▸ **WORK INSTRUCTIONS**
Using the records provided below, locate and copy each line that contains the word "strávený".

▸ **RECORDS FOR THIS TASK**
◇ ◇ ◇ ◇ ◇

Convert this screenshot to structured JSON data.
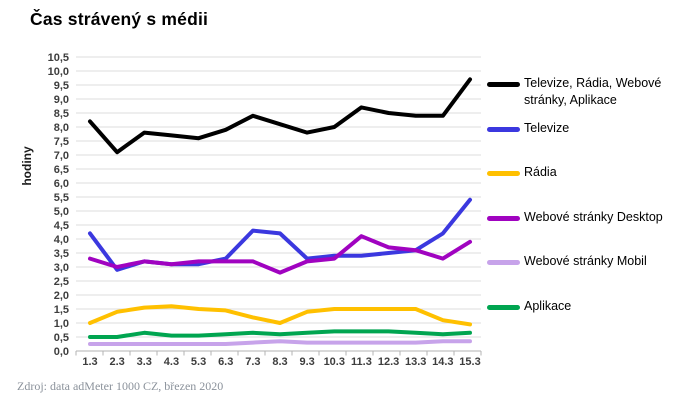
{
  "title": "Čas strávený s médii",
  "source": "Zdroj: data adMeter 1000 CZ, březen 2020",
  "colors": {
    "background": "#ffffff",
    "gridline": "#dcdcdc",
    "axis": "#b3b3b3",
    "tick_label": "#3d3d3d",
    "total": "#000000",
    "televize": "#3b38df",
    "radia": "#ffc000",
    "web_desktop": "#a003c0",
    "web_mobil": "#c7a3ea",
    "aplikace": "#00a550"
  },
  "legend": {
    "items": [
      {
        "label": "Televize, Rádia, Webové stránky, Aplikace",
        "color": "#000000"
      },
      {
        "label": "Televize",
        "color": "#3b38df"
      },
      {
        "label": "Rádia",
        "color": "#ffc000"
      },
      {
        "label": "Webové stránky Desktop",
        "color": "#a003c0"
      },
      {
        "label": "Webové stránky Mobil",
        "color": "#c7a3ea"
      },
      {
        "label": "Aplikace",
        "color": "#00a550"
      }
    ]
  },
  "chart_data": {
    "type": "line",
    "title": "Čas strávený s médii",
    "xlabel": "",
    "ylabel": "hodiny",
    "ylim": [
      0,
      10.5
    ],
    "y_tick_step": 0.5,
    "grid": true,
    "legend_position": "right",
    "y_ticks": [
      "0,0",
      "0,5",
      "1,0",
      "1,5",
      "2,0",
      "2,5",
      "3,0",
      "3,5",
      "4,0",
      "4,5",
      "5,0",
      "5,5",
      "6,0",
      "6,5",
      "7,0",
      "7,5",
      "8,0",
      "8,5",
      "9,0",
      "9,5",
      "10,0",
      "10,5"
    ],
    "categories": [
      "1.3",
      "2.3",
      "3.3",
      "4.3",
      "5.3",
      "6.3",
      "7.3",
      "8.3",
      "9.3",
      "10.3",
      "11.3",
      "12.3",
      "13.3",
      "14.3",
      "15.3"
    ],
    "series": [
      {
        "name": "Televize, Rádia, Webové stránky, Aplikace",
        "color": "#000000",
        "values": [
          8.2,
          7.1,
          7.8,
          7.7,
          7.6,
          7.9,
          8.4,
          8.1,
          7.8,
          8.0,
          8.7,
          8.5,
          8.4,
          8.4,
          9.7
        ]
      },
      {
        "name": "Televize",
        "color": "#3b38df",
        "values": [
          4.2,
          2.9,
          3.2,
          3.1,
          3.1,
          3.3,
          4.3,
          4.2,
          3.3,
          3.4,
          3.4,
          3.5,
          3.6,
          4.2,
          5.4
        ]
      },
      {
        "name": "Rádia",
        "color": "#ffc000",
        "values": [
          1.0,
          1.4,
          1.55,
          1.6,
          1.5,
          1.45,
          1.2,
          1.0,
          1.4,
          1.5,
          1.5,
          1.5,
          1.5,
          1.1,
          0.95
        ]
      },
      {
        "name": "Webové stránky Desktop",
        "color": "#a003c0",
        "values": [
          3.3,
          3.0,
          3.2,
          3.1,
          3.2,
          3.2,
          3.2,
          2.8,
          3.2,
          3.3,
          4.1,
          3.7,
          3.6,
          3.3,
          3.9
        ]
      },
      {
        "name": "Webové stránky Mobil",
        "color": "#c7a3ea",
        "values": [
          0.25,
          0.25,
          0.25,
          0.25,
          0.25,
          0.25,
          0.3,
          0.35,
          0.3,
          0.3,
          0.3,
          0.3,
          0.3,
          0.35,
          0.35
        ]
      },
      {
        "name": "Aplikace",
        "color": "#00a550",
        "values": [
          0.5,
          0.5,
          0.65,
          0.55,
          0.55,
          0.6,
          0.65,
          0.6,
          0.65,
          0.7,
          0.7,
          0.7,
          0.65,
          0.6,
          0.65
        ]
      }
    ]
  }
}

◇ ◇ ◇ ◇ ◇

▸ **CORRECT RESULT**
  "title": "Čas strávený s médii",
    "title": "Čas strávený s médii",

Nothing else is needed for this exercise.